**What is required:** Leave the pictures out. Return all other data exactly.
>> start Data for this task
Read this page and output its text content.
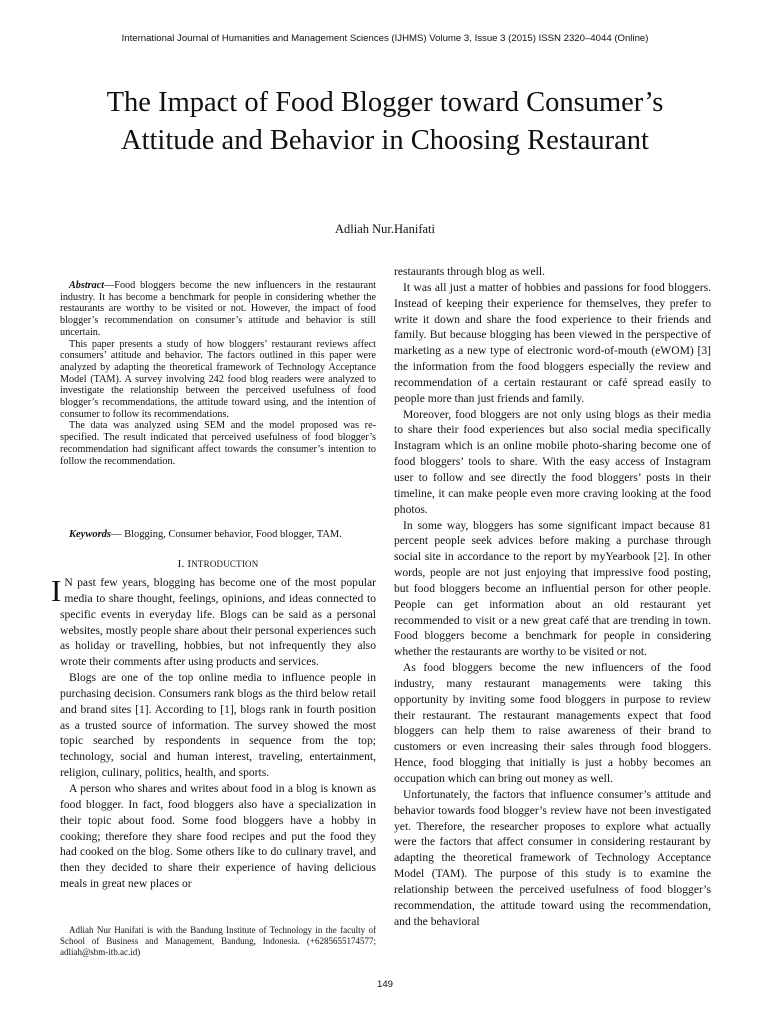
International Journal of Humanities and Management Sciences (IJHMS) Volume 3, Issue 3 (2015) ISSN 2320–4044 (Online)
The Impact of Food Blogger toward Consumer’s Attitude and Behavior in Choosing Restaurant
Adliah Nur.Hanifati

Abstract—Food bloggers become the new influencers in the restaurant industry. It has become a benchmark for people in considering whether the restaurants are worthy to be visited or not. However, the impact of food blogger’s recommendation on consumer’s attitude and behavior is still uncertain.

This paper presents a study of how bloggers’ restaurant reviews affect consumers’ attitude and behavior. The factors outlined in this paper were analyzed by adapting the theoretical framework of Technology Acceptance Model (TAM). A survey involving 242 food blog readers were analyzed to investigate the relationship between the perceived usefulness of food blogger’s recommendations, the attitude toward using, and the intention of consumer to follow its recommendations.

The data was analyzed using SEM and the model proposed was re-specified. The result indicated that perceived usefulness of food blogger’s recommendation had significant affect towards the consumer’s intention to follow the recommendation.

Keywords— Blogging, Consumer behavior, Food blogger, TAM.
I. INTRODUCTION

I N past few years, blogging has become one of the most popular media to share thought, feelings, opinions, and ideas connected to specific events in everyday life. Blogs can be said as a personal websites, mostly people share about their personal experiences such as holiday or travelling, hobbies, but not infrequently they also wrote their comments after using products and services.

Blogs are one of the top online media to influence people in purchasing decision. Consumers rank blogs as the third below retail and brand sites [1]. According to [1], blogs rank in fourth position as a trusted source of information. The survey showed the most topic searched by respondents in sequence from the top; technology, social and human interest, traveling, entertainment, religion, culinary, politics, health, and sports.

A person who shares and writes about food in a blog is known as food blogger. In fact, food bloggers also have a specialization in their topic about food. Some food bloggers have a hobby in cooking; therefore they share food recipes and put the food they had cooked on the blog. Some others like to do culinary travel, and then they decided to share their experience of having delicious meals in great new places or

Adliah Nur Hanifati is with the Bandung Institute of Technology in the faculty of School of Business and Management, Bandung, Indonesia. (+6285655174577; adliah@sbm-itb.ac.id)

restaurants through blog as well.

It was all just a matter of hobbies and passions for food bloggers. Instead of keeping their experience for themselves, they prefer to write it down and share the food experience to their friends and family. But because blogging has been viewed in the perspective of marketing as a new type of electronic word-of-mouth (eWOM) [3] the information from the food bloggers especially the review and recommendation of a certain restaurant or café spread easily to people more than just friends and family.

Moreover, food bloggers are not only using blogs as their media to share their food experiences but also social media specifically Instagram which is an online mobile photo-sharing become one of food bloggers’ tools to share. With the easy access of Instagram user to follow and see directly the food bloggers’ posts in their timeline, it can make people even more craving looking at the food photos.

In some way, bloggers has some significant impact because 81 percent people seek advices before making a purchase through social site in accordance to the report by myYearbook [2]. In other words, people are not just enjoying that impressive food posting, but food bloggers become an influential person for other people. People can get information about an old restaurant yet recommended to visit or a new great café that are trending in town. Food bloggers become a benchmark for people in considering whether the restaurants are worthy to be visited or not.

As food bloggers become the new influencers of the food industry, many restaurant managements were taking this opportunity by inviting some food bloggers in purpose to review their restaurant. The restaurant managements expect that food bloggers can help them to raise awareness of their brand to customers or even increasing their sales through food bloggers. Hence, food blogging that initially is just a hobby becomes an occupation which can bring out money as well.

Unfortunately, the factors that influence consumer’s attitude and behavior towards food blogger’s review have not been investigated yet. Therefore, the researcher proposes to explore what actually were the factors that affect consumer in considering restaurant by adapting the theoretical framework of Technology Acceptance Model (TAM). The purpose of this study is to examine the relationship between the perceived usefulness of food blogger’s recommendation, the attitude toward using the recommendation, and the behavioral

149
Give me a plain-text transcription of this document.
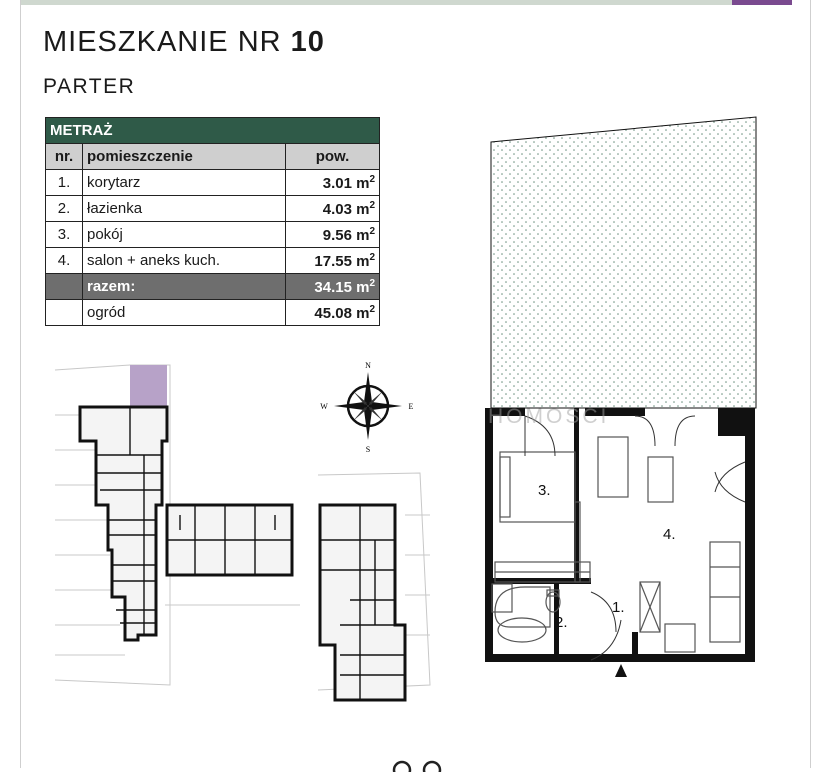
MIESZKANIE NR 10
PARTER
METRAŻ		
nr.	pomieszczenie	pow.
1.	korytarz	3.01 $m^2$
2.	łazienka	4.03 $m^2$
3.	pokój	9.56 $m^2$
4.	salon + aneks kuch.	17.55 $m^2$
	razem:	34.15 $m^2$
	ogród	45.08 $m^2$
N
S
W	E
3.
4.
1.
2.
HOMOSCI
>> end Data for this task
**Answer to the task:**
Read this page and output its text content.
International Journal of Humanities and Management Sciences (IJHMS) Volume 3, Issue 3 (2015) ISSN 2320–4044 (Online)
The Impact of Food Blogger toward Consumer’s Attitude and Behavior in Choosing Restaurant
Adliah Nur.Hanifati

Abstract—Food bloggers become the new influencers in the restaurant industry. It has become a benchmark for people in considering whether the restaurants are worthy to be visited or not. However, the impact of food blogger’s recommendation on consumer’s attitude and behavior is still uncertain.

This paper presents a study of how bloggers’ restaurant reviews affect consumers’ attitude and behavior. The factors outlined in this paper were analyzed by adapting the theoretical framework of Technology Acceptance Model (TAM). A survey involving 242 food blog readers were analyzed to investigate the relationship between the perceived usefulness of food blogger’s recommendations, the attitude toward using, and the intention of consumer to follow its recommendations.

The data was analyzed using SEM and the model proposed was re-specified. The result indicated that perceived usefulness of food blogger’s recommendation had significant affect towards the consumer’s intention to follow the recommendation.

Keywords— Blogging, Consumer behavior, Food blogger, TAM.
I. INTRODUCTION

I N past few years, blogging has become one of the most popular media to share thought, feelings, opinions, and ideas connected to specific events in everyday life. Blogs can be said as a personal websites, mostly people share about their personal experiences such as holiday or travelling, hobbies, but not infrequently they also wrote their comments after using products and services.

Blogs are one of the top online media to influence people in purchasing decision. Consumers rank blogs as the third below retail and brand sites [1]. According to [1], blogs rank in fourth position as a trusted source of information. The survey showed the most topic searched by respondents in sequence from the top; technology, social and human interest, traveling, entertainment, religion, culinary, politics, health, and sports.

A person who shares and writes about food in a blog is known as food blogger. In fact, food bloggers also have a specialization in their topic about food. Some food bloggers have a hobby in cooking; therefore they share food recipes and put the food they had cooked on the blog. Some others like to do culinary travel, and then they decided to share their experience of having delicious meals in great new places or

Adliah Nur Hanifati is with the Bandung Institute of Technology in the faculty of School of Business and Management, Bandung, Indonesia. (+6285655174577; adliah@sbm-itb.ac.id)

restaurants through blog as well.

It was all just a matter of hobbies and passions for food bloggers. Instead of keeping their experience for themselves, they prefer to write it down and share the food experience to their friends and family. But because blogging has been viewed in the perspective of marketing as a new type of electronic word-of-mouth (eWOM) [3] the information from the food bloggers especially the review and recommendation of a certain restaurant or café spread easily to people more than just friends and family.

Moreover, food bloggers are not only using blogs as their media to share their food experiences but also social media specifically Instagram which is an online mobile photo-sharing become one of food bloggers’ tools to share. With the easy access of Instagram user to follow and see directly the food bloggers’ posts in their timeline, it can make people even more craving looking at the food photos.

In some way, bloggers has some significant impact because 81 percent people seek advices before making a purchase through social site in accordance to the report by myYearbook [2]. In other words, people are not just enjoying that impressive food posting, but food bloggers become an influential person for other people. People can get information about an old restaurant yet recommended to visit or a new great café that are trending in town. Food bloggers become a benchmark for people in considering whether the restaurants are worthy to be visited or not.

As food bloggers become the new influencers of the food industry, many restaurant managements were taking this opportunity by inviting some food bloggers in purpose to review their restaurant. The restaurant managements expect that food bloggers can help them to raise awareness of their brand to customers or even increasing their sales through food bloggers. Hence, food blogging that initially is just a hobby becomes an occupation which can bring out money as well.

Unfortunately, the factors that influence consumer’s attitude and behavior towards food blogger’s review have not been investigated yet. Therefore, the researcher proposes to explore what actually were the factors that affect consumer in considering restaurant by adapting the theoretical framework of Technology Acceptance Model (TAM). The purpose of this study is to examine the relationship between the perceived usefulness of food blogger’s recommendation, the attitude toward using the recommendation, and the behavioral

149
Give me a plain-text transcription of this document.
MIESZKANIE NR 10
PARTER
METRAŻ		
nr.	pomieszczenie	pow.
1.	korytarz	3.01 $m^2$
2.	łazienka	4.03 $m^2$
3.	pokój	9.56 $m^2$
4.	salon + aneks kuch.	17.55 $m^2$
	razem:	34.15 $m^2$
	ogród	45.08 $m^2$
N
S
W	E
3.
4.
1.
2.
HOMOSCI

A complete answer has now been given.